Copy these lines out verbatim.

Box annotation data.

-*-*-

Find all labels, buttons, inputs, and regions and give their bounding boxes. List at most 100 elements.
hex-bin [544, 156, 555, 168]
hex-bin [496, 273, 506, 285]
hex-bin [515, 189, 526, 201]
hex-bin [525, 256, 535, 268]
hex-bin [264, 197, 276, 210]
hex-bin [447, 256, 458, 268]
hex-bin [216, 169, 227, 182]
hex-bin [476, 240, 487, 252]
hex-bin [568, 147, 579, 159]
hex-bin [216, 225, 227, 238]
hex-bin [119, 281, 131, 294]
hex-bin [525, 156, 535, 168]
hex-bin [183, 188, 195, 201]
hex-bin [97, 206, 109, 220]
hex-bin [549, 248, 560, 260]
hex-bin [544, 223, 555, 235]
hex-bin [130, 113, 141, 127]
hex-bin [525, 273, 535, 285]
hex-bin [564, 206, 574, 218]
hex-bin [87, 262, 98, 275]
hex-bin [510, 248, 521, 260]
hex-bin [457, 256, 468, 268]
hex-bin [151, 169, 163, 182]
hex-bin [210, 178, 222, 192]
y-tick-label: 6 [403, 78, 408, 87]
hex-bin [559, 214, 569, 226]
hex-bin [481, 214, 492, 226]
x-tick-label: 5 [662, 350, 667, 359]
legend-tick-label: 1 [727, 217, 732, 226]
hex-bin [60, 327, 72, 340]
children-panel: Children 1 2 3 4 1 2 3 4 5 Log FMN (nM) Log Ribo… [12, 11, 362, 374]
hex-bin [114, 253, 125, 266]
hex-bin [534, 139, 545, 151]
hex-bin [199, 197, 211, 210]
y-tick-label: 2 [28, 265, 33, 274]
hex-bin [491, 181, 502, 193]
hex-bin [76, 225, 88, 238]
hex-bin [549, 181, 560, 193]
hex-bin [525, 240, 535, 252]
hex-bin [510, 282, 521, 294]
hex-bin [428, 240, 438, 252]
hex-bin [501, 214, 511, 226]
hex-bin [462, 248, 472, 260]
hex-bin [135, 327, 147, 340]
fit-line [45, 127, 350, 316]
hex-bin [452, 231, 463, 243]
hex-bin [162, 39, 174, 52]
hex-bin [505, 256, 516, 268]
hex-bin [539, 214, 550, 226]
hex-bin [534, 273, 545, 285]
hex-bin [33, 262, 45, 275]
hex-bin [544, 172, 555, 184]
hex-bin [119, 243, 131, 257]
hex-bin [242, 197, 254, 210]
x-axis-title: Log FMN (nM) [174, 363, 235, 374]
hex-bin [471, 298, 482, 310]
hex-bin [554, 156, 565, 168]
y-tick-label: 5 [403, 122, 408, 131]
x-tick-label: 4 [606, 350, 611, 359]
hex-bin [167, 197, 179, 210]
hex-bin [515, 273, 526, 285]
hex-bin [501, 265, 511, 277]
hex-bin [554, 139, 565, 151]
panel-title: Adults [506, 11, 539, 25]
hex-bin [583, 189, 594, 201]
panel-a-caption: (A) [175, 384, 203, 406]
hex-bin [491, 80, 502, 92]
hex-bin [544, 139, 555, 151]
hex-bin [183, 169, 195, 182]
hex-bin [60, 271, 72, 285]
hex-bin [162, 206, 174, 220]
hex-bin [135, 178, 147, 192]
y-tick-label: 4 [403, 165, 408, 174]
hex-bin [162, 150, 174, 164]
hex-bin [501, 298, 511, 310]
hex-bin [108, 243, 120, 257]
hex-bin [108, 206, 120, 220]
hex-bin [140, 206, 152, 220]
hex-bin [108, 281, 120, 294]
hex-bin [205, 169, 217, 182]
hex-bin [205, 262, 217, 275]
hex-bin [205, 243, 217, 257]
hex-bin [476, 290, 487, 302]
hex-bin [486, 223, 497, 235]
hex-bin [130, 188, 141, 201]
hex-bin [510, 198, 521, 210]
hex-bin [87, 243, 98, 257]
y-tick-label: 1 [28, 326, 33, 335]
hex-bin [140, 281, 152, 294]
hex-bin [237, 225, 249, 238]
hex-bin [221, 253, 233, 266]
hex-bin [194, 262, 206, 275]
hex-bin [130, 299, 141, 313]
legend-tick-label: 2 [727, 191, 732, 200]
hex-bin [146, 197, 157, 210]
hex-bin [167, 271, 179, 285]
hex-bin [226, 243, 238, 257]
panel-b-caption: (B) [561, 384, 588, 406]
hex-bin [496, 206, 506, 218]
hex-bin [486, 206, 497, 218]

-*-*-

Correct output.
Find all labels, buttons, inputs, and regions and give their bounding boxes. List at most 100 elements.
hex-bin [544, 156, 555, 168]
hex-bin [496, 273, 506, 285]
hex-bin [515, 189, 526, 201]
hex-bin [525, 256, 535, 268]
hex-bin [264, 197, 276, 210]
hex-bin [447, 256, 458, 268]
hex-bin [216, 169, 227, 182]
hex-bin [476, 240, 487, 252]
hex-bin [568, 147, 579, 159]
hex-bin [216, 225, 227, 238]
hex-bin [119, 281, 131, 294]
hex-bin [525, 156, 535, 168]
hex-bin [183, 188, 195, 201]
hex-bin [97, 206, 109, 220]
hex-bin [549, 248, 560, 260]
hex-bin [544, 223, 555, 235]
hex-bin [130, 113, 141, 127]
hex-bin [525, 273, 535, 285]
hex-bin [564, 206, 574, 218]
hex-bin [87, 262, 98, 275]
hex-bin [510, 248, 521, 260]
hex-bin [457, 256, 468, 268]
hex-bin [151, 169, 163, 182]
hex-bin [210, 178, 222, 192]
y-tick-label: 6 [403, 78, 408, 87]
hex-bin [559, 214, 569, 226]
hex-bin [481, 214, 492, 226]
x-tick-label: 5 [662, 350, 667, 359]
legend-tick-label: 1 [727, 217, 732, 226]
hex-bin [60, 327, 72, 340]
children-panel: Children 1 2 3 4 1 2 3 4 5 Log FMN (nM) Log Ribo… [12, 11, 362, 374]
hex-bin [114, 253, 125, 266]
hex-bin [534, 139, 545, 151]
hex-bin [199, 197, 211, 210]
y-tick-label: 2 [28, 265, 33, 274]
hex-bin [491, 181, 502, 193]
hex-bin [76, 225, 88, 238]
hex-bin [549, 181, 560, 193]
hex-bin [525, 240, 535, 252]
hex-bin [510, 282, 521, 294]
hex-bin [428, 240, 438, 252]
hex-bin [501, 214, 511, 226]
hex-bin [462, 248, 472, 260]
hex-bin [135, 327, 147, 340]
fit-line [45, 127, 350, 316]
hex-bin [452, 231, 463, 243]
hex-bin [162, 39, 174, 52]
hex-bin [505, 256, 516, 268]
hex-bin [539, 214, 550, 226]
hex-bin [534, 273, 545, 285]
hex-bin [33, 262, 45, 275]
hex-bin [544, 172, 555, 184]
hex-bin [119, 243, 131, 257]
hex-bin [242, 197, 254, 210]
x-axis-title: Log FMN (nM) [174, 363, 235, 374]
hex-bin [471, 298, 482, 310]
hex-bin [554, 156, 565, 168]
y-tick-label: 5 [403, 122, 408, 131]
x-tick-label: 4 [606, 350, 611, 359]
hex-bin [167, 197, 179, 210]
hex-bin [515, 273, 526, 285]
hex-bin [501, 265, 511, 277]
hex-bin [554, 139, 565, 151]
panel-title: Adults [506, 11, 539, 25]
hex-bin [583, 189, 594, 201]
panel-a-caption: (A) [175, 384, 203, 406]
hex-bin [491, 80, 502, 92]
hex-bin [544, 139, 555, 151]
hex-bin [183, 169, 195, 182]
hex-bin [60, 271, 72, 285]
hex-bin [162, 206, 174, 220]
hex-bin [135, 178, 147, 192]
y-tick-label: 4 [403, 165, 408, 174]
hex-bin [162, 150, 174, 164]
hex-bin [501, 298, 511, 310]
hex-bin [108, 243, 120, 257]
hex-bin [108, 206, 120, 220]
hex-bin [140, 206, 152, 220]
hex-bin [108, 281, 120, 294]
hex-bin [205, 169, 217, 182]
hex-bin [205, 262, 217, 275]
hex-bin [205, 243, 217, 257]
hex-bin [476, 290, 487, 302]
hex-bin [486, 223, 497, 235]
hex-bin [130, 188, 141, 201]
hex-bin [510, 198, 521, 210]
hex-bin [87, 243, 98, 257]
y-tick-label: 1 [28, 326, 33, 335]
hex-bin [140, 281, 152, 294]
hex-bin [237, 225, 249, 238]
hex-bin [221, 253, 233, 266]
hex-bin [194, 262, 206, 275]
hex-bin [130, 299, 141, 313]
legend-tick-label: 2 [727, 191, 732, 200]
hex-bin [146, 197, 157, 210]
hex-bin [167, 271, 179, 285]
hex-bin [226, 243, 238, 257]
panel-b-caption: (B) [561, 384, 588, 406]
hex-bin [496, 206, 506, 218]
hex-bin [486, 206, 497, 218]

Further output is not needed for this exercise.